[Data tied to figure images]
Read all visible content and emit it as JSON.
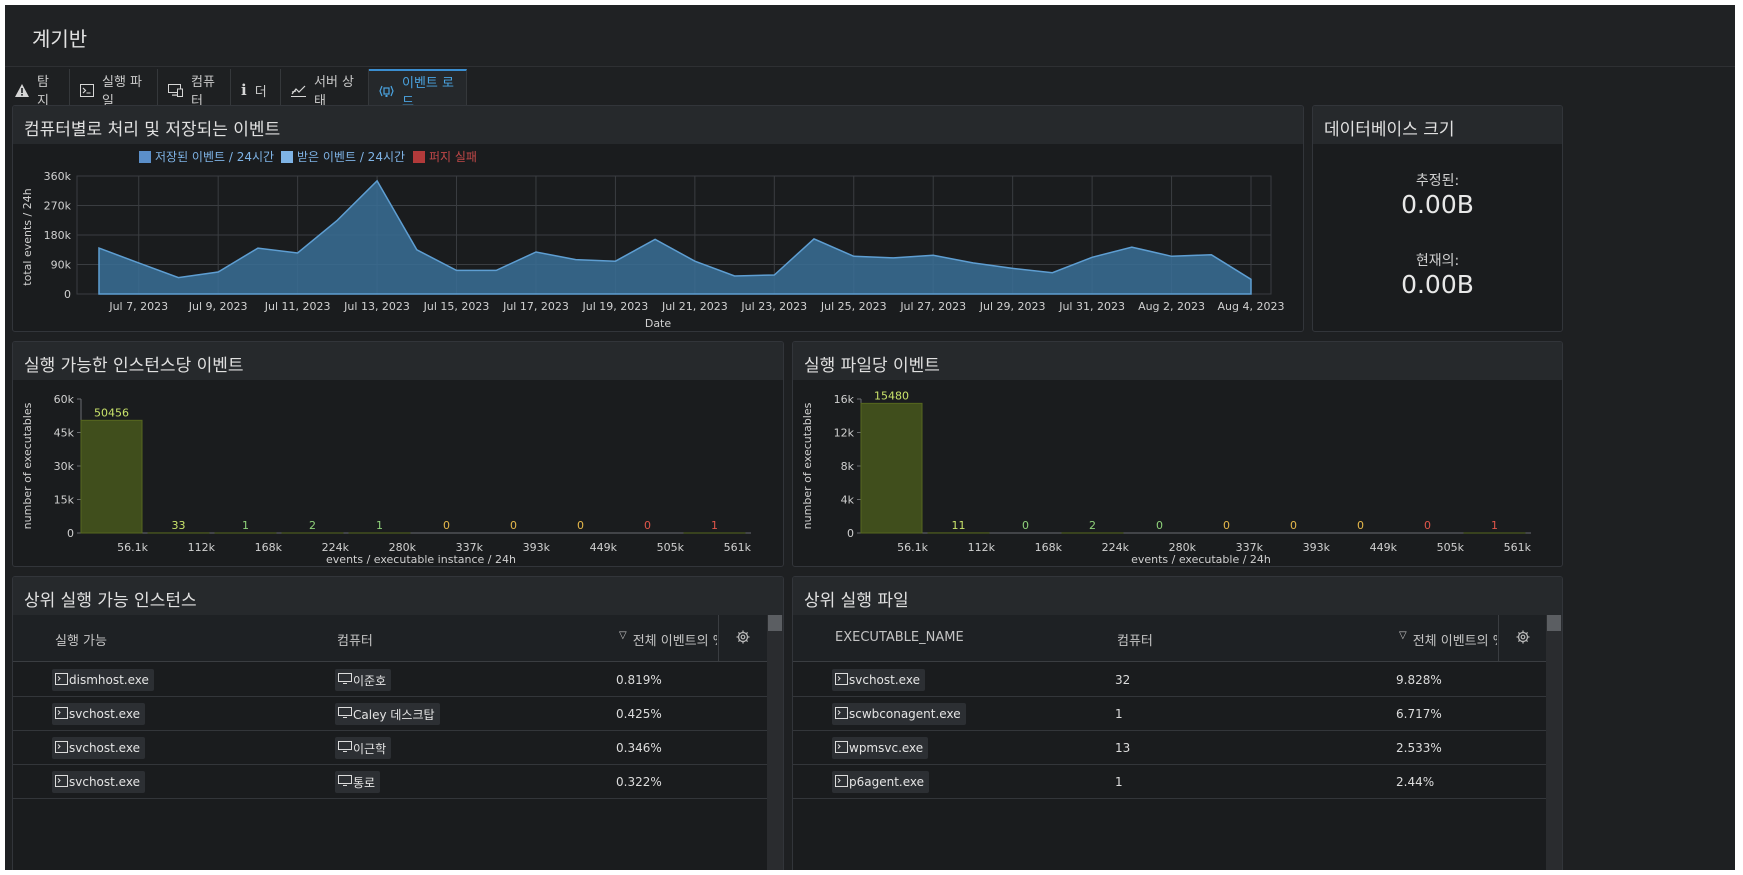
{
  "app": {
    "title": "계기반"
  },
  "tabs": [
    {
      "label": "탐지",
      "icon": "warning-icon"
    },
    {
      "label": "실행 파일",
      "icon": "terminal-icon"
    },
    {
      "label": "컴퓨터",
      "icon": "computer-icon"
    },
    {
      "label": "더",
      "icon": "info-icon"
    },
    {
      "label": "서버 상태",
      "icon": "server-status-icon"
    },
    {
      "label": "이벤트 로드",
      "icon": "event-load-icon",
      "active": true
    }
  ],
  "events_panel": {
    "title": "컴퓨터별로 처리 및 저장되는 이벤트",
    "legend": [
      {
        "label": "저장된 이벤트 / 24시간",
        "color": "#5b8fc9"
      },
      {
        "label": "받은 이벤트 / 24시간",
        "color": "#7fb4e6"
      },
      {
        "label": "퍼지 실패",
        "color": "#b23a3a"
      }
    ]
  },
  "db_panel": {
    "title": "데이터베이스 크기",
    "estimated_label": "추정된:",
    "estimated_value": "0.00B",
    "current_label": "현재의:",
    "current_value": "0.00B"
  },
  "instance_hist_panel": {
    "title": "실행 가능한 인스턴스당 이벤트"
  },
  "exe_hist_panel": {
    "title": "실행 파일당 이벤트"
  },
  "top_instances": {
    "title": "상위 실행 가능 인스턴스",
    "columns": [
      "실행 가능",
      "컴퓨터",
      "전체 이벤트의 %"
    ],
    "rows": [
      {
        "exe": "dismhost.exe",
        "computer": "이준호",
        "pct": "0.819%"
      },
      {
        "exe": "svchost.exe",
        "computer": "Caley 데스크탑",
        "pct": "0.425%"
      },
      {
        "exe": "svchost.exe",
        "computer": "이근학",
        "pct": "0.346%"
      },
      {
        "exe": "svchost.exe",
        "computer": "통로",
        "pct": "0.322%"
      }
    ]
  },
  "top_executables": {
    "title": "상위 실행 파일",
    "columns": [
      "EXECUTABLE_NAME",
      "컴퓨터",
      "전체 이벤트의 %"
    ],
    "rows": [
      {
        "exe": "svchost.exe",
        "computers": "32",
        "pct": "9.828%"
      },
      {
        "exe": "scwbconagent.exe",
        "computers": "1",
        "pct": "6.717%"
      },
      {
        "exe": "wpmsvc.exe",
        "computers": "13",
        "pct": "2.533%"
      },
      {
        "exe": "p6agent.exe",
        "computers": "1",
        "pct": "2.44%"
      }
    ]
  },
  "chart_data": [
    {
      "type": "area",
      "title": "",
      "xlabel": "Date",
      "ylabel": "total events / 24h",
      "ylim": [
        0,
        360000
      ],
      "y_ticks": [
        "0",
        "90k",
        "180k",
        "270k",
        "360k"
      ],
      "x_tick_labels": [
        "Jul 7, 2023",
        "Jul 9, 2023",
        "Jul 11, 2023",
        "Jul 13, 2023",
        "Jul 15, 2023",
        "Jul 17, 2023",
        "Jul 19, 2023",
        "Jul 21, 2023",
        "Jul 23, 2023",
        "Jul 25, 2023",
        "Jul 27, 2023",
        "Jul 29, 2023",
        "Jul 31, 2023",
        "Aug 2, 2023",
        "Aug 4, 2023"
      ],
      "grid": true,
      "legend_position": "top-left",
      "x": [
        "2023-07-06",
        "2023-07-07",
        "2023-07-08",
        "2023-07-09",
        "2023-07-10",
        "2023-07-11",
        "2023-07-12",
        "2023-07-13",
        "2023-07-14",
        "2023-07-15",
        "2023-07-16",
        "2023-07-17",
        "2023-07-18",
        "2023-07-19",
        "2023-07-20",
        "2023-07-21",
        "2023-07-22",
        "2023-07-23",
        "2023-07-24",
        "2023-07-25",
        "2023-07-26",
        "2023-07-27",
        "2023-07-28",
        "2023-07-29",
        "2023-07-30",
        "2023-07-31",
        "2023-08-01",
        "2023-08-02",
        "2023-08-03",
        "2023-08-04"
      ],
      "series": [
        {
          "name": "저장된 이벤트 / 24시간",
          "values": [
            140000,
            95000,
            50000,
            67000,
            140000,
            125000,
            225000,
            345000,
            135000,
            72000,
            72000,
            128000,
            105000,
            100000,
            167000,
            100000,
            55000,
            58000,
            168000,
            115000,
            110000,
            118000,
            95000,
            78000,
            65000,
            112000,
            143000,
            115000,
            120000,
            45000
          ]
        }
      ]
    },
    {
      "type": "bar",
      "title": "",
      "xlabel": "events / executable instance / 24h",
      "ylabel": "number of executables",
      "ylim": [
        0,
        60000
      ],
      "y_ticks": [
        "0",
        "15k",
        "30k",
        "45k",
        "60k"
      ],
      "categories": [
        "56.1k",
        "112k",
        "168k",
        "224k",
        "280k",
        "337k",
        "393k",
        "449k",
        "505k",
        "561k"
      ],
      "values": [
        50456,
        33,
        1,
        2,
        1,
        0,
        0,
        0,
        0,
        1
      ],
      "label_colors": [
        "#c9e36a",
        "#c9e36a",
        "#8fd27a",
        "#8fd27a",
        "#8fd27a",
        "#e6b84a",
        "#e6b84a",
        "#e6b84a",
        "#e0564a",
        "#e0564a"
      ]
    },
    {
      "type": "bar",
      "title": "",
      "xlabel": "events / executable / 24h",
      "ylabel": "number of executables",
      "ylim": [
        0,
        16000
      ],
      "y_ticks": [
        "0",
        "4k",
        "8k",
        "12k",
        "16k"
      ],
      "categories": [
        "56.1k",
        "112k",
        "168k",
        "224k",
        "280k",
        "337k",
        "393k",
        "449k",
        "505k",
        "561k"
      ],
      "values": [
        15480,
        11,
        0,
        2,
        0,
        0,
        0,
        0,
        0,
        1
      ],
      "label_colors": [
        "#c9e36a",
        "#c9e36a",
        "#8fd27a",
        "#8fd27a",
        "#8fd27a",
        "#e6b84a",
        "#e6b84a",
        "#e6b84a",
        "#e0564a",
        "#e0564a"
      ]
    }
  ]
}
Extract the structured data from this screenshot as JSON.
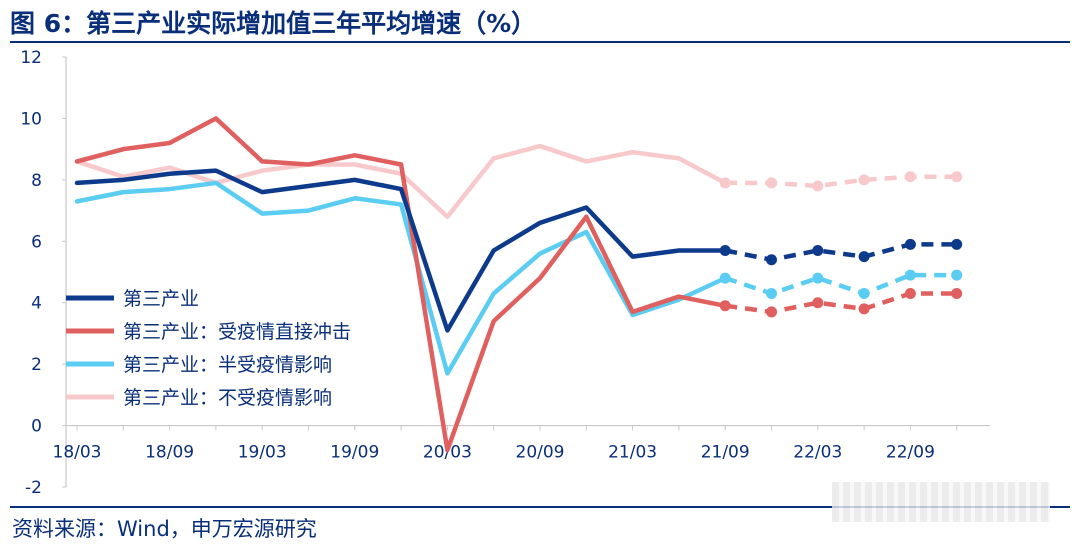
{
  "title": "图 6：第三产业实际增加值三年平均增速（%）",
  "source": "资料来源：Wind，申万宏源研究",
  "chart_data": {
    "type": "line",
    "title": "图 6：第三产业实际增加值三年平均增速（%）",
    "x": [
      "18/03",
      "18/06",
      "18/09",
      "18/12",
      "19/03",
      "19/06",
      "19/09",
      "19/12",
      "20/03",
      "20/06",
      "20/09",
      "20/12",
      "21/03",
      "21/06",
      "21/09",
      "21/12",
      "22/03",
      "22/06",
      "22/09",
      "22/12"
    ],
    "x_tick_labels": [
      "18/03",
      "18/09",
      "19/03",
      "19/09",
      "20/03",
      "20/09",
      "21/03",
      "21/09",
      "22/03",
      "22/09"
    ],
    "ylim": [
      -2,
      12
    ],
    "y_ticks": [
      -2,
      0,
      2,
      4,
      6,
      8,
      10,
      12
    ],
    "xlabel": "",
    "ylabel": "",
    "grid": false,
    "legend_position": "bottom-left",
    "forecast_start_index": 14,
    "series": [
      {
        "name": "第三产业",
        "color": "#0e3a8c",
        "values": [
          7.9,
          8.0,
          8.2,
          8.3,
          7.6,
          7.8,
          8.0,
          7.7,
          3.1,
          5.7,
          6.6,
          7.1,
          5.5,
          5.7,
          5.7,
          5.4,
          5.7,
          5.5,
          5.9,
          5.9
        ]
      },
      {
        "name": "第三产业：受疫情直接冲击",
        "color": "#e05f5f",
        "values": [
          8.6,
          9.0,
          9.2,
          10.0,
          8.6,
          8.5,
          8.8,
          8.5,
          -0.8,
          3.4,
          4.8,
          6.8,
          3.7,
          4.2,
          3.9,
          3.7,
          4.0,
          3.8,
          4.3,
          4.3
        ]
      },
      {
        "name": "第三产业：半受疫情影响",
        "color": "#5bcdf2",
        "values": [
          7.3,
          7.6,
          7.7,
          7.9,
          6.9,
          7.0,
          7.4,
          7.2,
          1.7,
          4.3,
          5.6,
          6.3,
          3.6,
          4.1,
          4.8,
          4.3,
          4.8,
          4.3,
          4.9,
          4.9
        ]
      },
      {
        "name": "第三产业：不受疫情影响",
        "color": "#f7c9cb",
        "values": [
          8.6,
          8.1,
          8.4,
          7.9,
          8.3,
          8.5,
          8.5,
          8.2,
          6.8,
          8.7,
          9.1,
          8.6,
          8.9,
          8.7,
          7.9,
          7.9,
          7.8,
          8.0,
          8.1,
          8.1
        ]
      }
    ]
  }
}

- _Goal_
Scan the listing above for the word "ylabel" and show each line where it is found.

- _Output for this task_
      "ylabel": "total events / 24h",
      "ylabel": "number of executables",
      "ylabel": "number of executables",
    "ylabel": "",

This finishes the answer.